→ REQUIREMENT: From the listing below, copy every line with the word "JSON".

(Extracted data entries)
+---+

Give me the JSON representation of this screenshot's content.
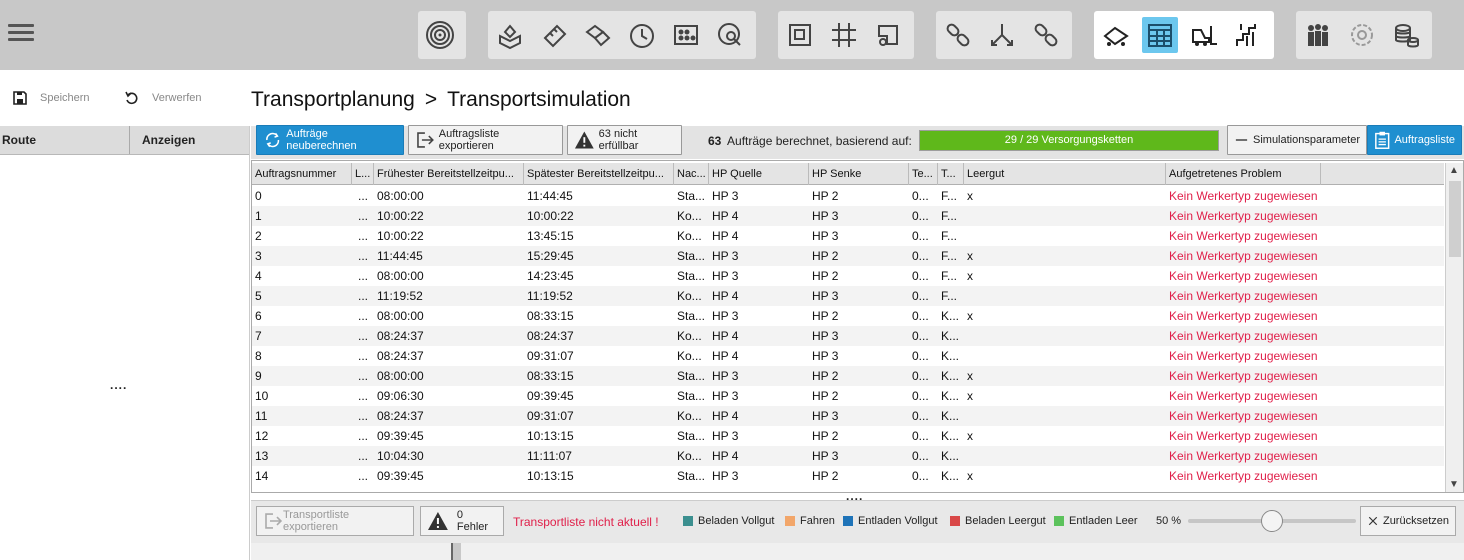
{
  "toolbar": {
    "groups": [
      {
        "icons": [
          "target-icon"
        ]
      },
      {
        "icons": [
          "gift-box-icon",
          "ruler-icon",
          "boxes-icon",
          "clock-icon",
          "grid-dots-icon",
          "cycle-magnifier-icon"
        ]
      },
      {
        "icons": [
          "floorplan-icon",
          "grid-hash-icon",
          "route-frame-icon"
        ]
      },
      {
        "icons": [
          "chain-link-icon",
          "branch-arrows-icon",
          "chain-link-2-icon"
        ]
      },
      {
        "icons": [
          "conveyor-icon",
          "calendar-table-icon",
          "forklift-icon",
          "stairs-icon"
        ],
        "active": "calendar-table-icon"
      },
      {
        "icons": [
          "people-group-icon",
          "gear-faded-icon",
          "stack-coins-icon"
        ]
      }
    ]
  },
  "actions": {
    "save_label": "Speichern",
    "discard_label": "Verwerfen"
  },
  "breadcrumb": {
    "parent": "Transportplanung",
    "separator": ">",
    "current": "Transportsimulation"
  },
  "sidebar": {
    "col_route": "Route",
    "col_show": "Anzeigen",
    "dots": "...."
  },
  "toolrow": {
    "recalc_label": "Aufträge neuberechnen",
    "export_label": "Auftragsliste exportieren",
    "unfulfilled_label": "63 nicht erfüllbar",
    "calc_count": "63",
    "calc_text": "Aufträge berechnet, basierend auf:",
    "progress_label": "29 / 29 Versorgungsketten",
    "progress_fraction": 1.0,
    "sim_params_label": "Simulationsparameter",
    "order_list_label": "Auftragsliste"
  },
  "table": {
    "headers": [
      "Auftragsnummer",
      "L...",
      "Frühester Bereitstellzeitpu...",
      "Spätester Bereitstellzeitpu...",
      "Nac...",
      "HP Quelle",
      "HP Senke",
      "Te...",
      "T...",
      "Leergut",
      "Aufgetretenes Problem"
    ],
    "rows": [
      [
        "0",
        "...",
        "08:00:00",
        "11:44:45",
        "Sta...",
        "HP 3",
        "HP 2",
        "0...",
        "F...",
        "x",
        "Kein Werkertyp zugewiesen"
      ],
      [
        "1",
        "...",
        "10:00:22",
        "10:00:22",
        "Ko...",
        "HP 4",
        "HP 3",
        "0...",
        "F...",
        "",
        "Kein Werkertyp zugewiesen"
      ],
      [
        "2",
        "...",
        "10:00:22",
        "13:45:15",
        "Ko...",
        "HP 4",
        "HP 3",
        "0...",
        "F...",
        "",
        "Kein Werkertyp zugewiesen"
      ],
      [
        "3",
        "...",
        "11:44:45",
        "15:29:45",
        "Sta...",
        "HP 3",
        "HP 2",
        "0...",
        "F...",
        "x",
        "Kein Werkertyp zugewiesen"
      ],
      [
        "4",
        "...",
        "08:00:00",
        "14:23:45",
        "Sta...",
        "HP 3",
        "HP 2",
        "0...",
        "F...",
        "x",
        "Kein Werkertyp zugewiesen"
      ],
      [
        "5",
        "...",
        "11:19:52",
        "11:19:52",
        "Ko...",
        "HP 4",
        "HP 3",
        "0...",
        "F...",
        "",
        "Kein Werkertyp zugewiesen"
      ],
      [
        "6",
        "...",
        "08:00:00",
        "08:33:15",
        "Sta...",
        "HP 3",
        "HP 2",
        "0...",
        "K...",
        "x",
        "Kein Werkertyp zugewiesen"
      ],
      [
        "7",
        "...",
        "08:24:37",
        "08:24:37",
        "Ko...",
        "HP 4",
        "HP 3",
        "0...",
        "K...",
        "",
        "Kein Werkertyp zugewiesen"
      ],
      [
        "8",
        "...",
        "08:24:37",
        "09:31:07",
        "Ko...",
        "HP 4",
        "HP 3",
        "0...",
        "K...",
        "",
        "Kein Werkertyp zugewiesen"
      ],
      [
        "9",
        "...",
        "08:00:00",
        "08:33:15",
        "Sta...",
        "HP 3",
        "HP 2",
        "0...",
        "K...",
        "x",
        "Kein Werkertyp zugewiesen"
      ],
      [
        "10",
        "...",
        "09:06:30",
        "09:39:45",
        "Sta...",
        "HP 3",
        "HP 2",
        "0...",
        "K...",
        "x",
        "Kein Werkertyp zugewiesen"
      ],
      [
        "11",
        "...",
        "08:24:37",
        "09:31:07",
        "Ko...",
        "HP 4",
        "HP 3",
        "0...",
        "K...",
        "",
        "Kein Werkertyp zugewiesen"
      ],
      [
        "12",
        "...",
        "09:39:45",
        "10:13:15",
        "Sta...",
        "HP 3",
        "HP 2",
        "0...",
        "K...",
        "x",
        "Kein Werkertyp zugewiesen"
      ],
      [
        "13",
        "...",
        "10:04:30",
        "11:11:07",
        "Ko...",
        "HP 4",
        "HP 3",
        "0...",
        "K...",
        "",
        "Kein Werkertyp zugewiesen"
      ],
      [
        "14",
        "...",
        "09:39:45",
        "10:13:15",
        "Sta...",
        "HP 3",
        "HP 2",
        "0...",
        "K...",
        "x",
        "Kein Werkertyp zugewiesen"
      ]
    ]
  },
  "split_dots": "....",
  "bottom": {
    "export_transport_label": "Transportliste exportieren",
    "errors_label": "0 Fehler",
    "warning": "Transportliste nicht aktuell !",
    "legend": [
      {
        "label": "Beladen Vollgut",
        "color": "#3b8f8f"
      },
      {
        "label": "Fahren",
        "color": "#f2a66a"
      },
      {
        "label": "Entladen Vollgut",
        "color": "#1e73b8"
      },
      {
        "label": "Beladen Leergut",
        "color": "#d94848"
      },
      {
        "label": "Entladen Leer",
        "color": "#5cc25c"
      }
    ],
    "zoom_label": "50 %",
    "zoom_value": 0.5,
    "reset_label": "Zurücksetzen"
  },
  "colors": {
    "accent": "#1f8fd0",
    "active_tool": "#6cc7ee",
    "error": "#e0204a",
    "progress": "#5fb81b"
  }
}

+---+

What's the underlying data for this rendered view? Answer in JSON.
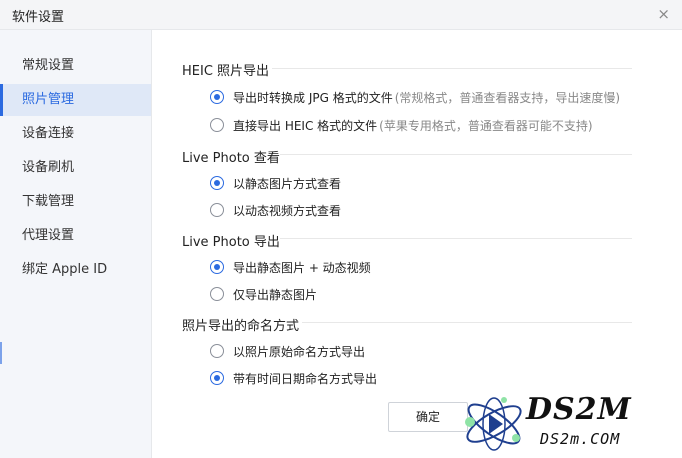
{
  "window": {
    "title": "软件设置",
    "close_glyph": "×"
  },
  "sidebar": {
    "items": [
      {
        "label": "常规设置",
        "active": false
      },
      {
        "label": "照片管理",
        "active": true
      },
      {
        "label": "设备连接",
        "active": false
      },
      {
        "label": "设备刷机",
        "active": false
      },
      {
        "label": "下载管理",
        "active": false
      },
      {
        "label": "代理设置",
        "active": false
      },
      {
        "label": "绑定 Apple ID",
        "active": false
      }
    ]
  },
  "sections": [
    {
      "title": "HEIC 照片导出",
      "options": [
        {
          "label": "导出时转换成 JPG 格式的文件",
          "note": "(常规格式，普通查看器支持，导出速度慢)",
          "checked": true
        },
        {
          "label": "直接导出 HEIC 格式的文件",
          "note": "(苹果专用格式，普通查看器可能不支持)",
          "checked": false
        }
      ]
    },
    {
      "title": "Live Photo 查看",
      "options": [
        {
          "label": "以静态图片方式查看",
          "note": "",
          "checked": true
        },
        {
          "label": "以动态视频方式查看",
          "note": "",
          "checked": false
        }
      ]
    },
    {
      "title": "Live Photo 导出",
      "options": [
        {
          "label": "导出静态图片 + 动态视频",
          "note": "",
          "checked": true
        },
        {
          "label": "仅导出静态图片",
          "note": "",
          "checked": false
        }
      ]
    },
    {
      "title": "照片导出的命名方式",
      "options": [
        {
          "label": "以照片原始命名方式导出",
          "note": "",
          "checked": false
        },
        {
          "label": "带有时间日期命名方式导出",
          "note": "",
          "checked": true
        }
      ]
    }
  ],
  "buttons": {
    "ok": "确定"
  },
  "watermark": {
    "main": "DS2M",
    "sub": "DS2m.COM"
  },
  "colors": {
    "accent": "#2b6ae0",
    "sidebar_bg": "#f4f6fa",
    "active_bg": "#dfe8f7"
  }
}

+---+

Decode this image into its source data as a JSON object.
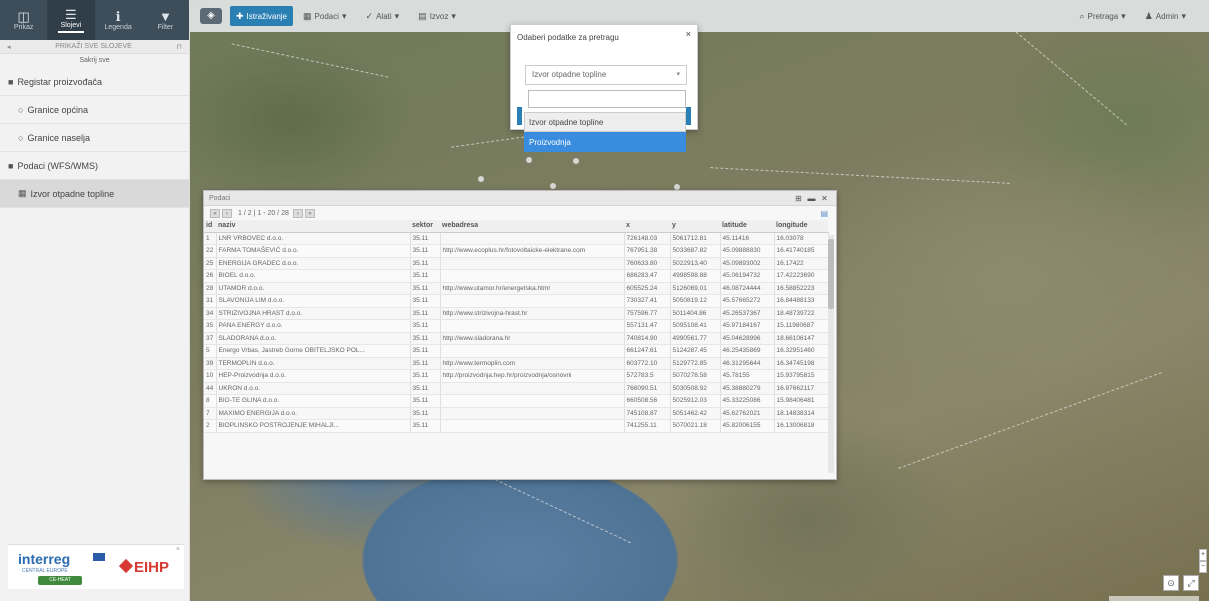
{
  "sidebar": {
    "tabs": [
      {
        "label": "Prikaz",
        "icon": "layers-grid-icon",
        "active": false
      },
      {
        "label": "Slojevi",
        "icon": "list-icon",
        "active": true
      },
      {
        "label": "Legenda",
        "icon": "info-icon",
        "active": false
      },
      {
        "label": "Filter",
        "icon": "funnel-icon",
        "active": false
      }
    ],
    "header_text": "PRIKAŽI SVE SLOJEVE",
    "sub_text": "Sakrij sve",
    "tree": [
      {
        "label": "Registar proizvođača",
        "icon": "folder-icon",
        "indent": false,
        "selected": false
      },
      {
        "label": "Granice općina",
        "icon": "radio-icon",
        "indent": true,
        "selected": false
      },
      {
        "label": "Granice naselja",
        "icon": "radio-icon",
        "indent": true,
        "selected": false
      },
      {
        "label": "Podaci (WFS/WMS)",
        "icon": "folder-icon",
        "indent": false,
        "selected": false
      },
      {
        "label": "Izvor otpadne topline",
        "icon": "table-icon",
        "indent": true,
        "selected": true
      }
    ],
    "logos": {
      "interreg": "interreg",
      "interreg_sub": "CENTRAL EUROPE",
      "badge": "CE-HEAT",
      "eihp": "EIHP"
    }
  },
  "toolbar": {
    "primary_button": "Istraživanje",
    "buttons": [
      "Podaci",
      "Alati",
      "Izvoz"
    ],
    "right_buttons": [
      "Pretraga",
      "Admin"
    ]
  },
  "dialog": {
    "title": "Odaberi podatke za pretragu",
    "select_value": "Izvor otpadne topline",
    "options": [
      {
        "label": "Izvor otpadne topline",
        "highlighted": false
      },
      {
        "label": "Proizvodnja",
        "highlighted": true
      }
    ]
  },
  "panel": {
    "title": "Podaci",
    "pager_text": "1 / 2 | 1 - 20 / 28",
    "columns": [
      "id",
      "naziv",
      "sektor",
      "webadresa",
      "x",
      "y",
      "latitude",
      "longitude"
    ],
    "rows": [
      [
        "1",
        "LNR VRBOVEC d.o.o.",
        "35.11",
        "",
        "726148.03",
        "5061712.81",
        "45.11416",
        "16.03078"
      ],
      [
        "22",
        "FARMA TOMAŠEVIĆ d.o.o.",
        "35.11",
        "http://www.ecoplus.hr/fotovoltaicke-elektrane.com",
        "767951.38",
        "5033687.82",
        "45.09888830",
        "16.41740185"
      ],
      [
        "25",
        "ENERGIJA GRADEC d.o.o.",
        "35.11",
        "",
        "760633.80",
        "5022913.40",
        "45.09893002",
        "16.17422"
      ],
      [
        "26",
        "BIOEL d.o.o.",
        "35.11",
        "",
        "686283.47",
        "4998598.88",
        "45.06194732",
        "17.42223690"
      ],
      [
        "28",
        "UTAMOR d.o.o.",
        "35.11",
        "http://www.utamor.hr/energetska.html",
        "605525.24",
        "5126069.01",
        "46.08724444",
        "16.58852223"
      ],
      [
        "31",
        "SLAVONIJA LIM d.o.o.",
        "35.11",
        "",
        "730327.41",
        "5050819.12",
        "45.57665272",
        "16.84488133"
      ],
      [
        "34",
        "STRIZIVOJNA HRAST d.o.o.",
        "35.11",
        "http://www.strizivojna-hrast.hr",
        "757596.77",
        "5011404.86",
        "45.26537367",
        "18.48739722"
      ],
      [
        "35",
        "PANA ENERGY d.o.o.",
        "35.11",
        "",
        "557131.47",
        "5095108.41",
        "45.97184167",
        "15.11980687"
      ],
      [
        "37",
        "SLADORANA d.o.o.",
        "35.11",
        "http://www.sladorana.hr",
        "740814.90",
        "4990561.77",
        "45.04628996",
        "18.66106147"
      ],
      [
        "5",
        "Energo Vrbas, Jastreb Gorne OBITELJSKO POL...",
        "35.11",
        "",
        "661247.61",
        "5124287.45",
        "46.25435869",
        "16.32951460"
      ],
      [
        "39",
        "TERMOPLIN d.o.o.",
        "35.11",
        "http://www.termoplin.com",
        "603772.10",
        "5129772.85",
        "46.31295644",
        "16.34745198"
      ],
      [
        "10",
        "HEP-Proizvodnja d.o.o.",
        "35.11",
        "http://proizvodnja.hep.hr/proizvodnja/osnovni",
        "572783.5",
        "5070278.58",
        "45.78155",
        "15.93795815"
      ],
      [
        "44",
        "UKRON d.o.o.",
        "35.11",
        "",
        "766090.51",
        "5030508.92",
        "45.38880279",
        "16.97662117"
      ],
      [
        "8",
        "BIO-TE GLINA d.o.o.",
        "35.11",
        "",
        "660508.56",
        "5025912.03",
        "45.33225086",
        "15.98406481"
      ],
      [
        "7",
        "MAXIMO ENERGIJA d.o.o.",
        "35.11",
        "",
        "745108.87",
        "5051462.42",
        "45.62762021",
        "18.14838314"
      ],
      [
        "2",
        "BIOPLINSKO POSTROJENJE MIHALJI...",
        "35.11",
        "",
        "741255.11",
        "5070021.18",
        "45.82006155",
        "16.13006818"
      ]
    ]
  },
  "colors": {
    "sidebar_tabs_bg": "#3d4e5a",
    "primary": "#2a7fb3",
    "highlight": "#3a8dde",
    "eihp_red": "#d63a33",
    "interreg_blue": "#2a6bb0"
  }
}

+---+

→ RESULT OF THIS TASK:
Give me the JSON representation of this screenshot's content.
What's the underlying data for this rendered view? Answer in JSON.
Decode this image into its source data as a JSON object.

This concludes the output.